**Stated exercise:**
Copy the entries below exactly. Images do not belong in the copy.

**Material supplied:**
[start]

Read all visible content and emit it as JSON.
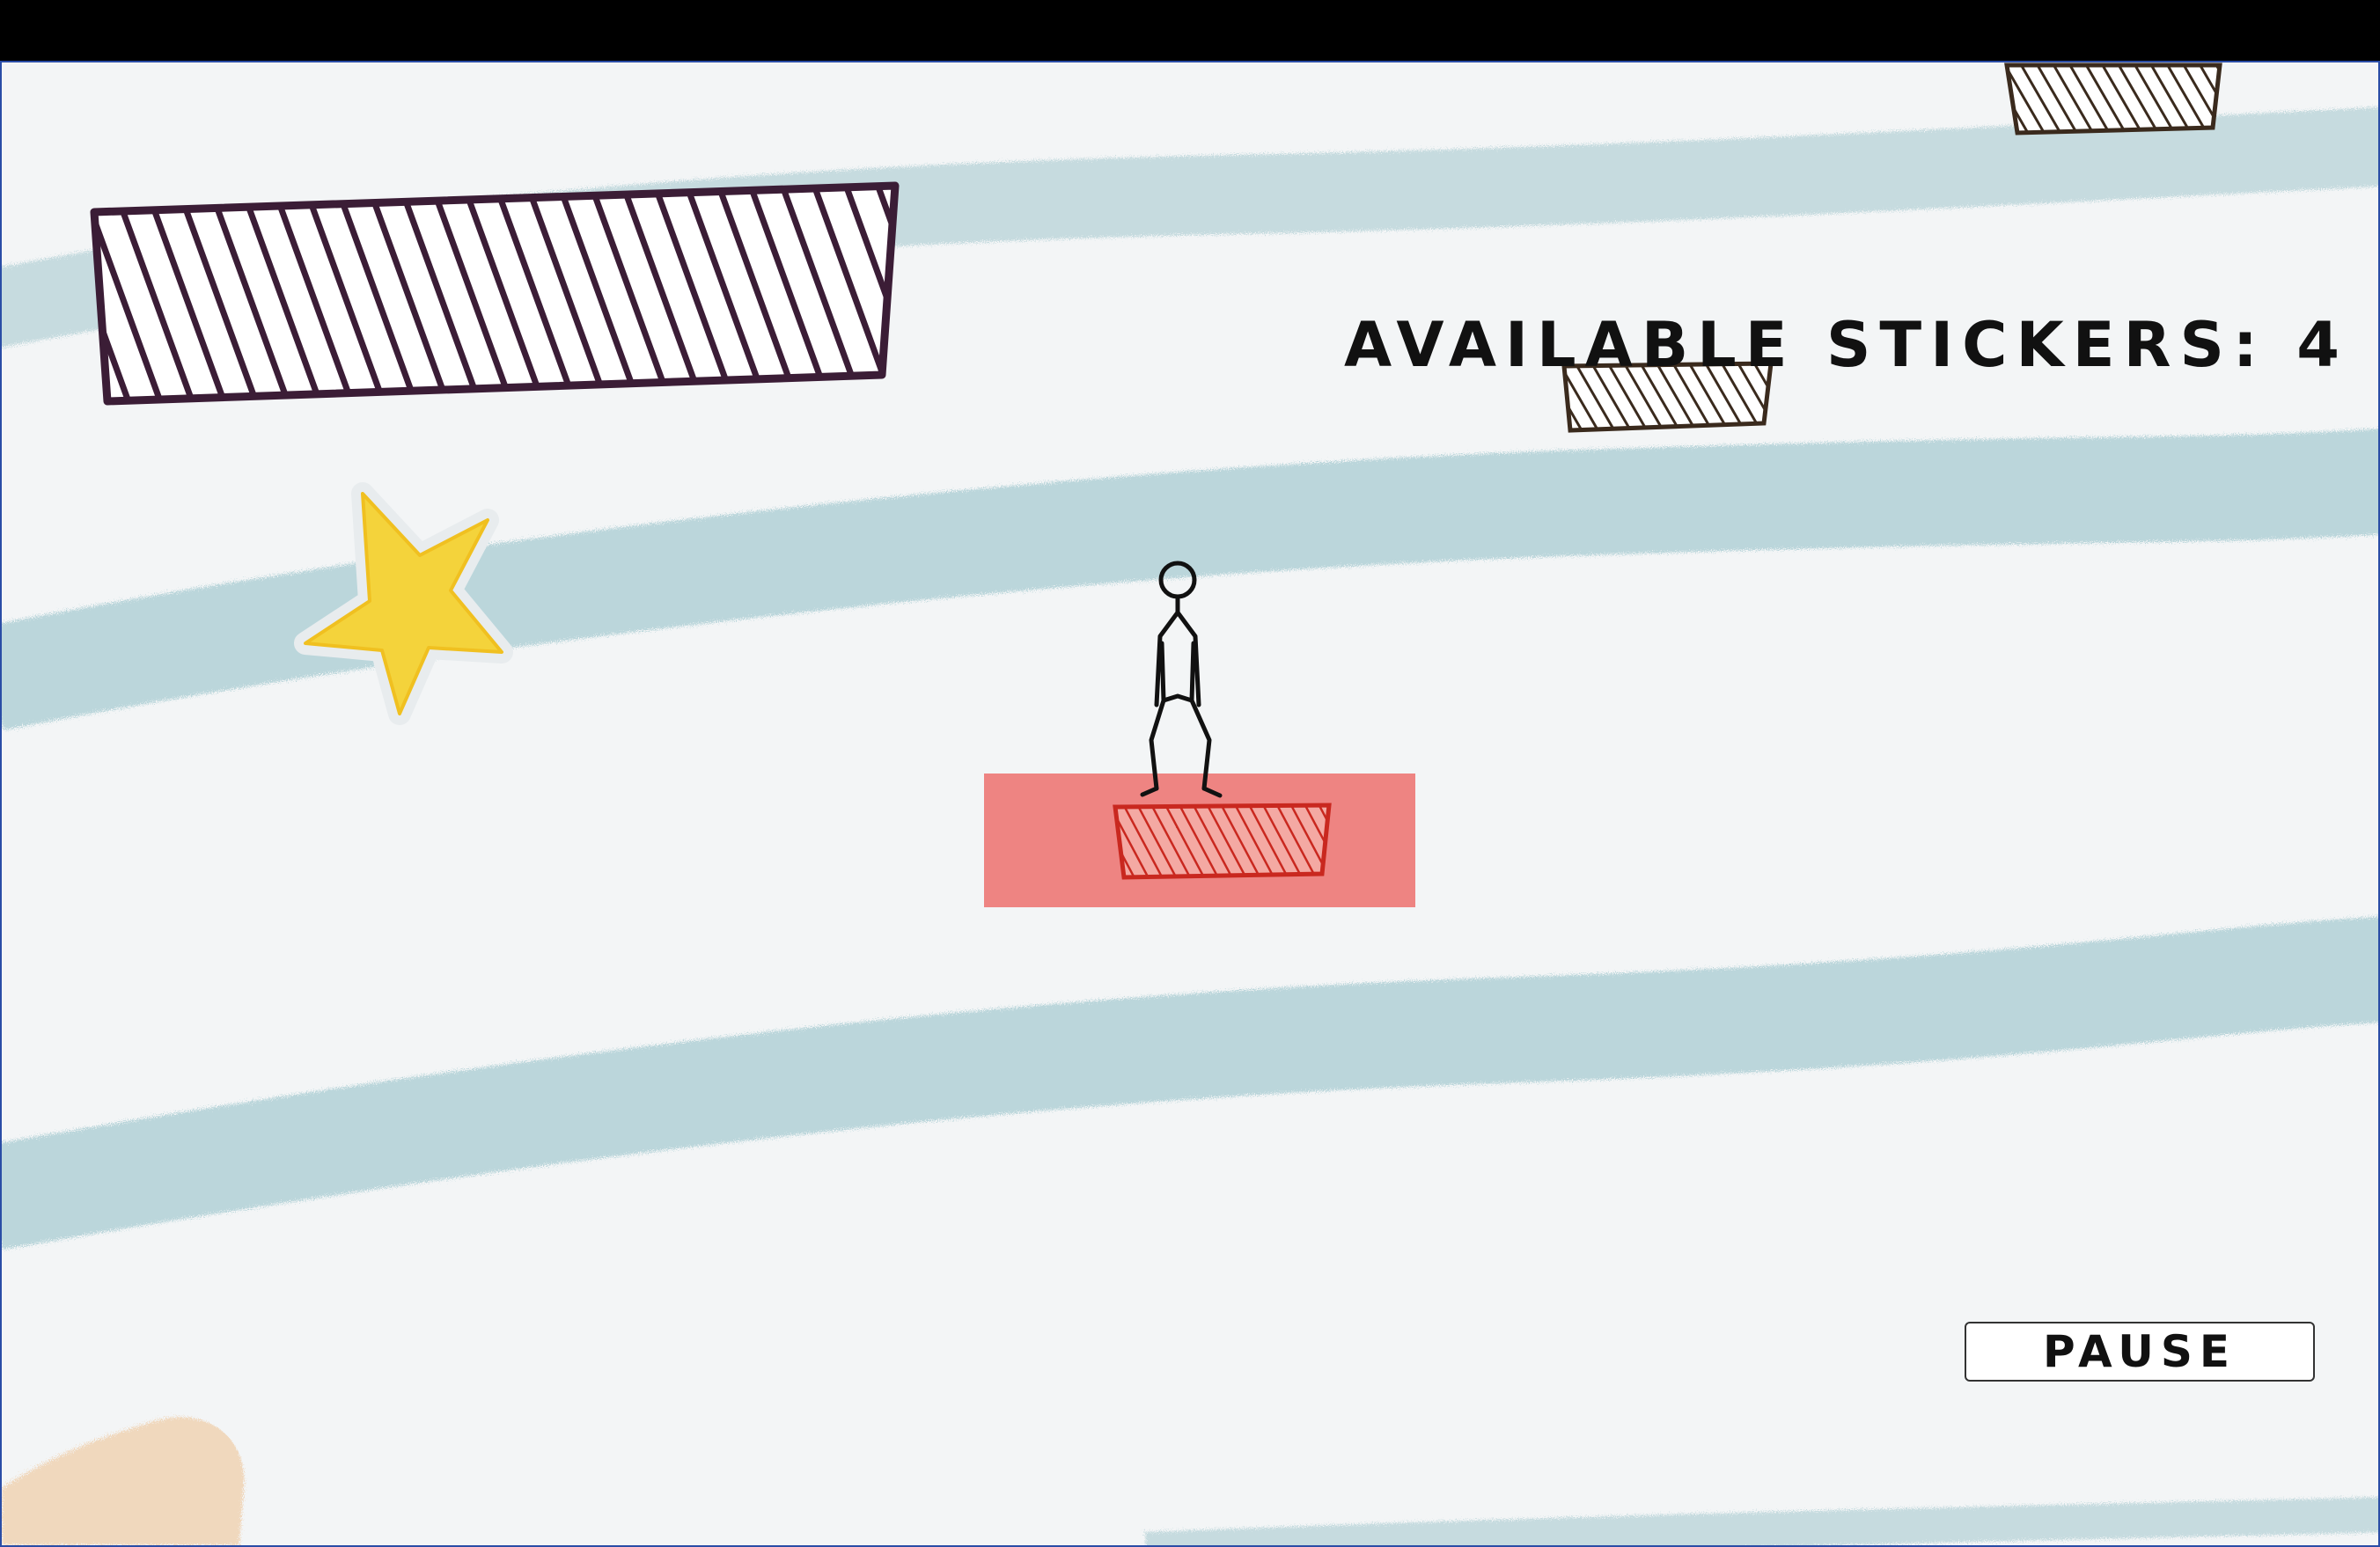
{
  "hud": {
    "stickers_label": "AVAILABLE STICKERS: 4"
  },
  "controls": {
    "pause_label": "PAUSE"
  },
  "colors": {
    "background": "#f3f5f6",
    "crayon_stripe": "#a9ccd3",
    "platform_purple": "#3b1d36",
    "platform_brown": "#3a2a1d",
    "platform_red": "#d63a2e",
    "selection_highlight": "#ee8482",
    "star": "#f4d33b",
    "peach_blob": "#f0d1b0"
  },
  "icons": [
    "star-icon",
    "stick-figure-icon"
  ]
}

[end]

**Exercise output:**
Read all visible content and emit it as JSON.
{
  "hud": {
    "stickers_label": "AVAILABLE STICKERS: 4"
  },
  "controls": {
    "pause_label": "PAUSE"
  },
  "colors": {
    "background": "#f3f5f6",
    "crayon_stripe": "#a9ccd3",
    "platform_purple": "#3b1d36",
    "platform_brown": "#3a2a1d",
    "platform_red": "#d63a2e",
    "selection_highlight": "#ee8482",
    "star": "#f4d33b",
    "peach_blob": "#f0d1b0"
  },
  "icons": [
    "star-icon",
    "stick-figure-icon"
  ]
}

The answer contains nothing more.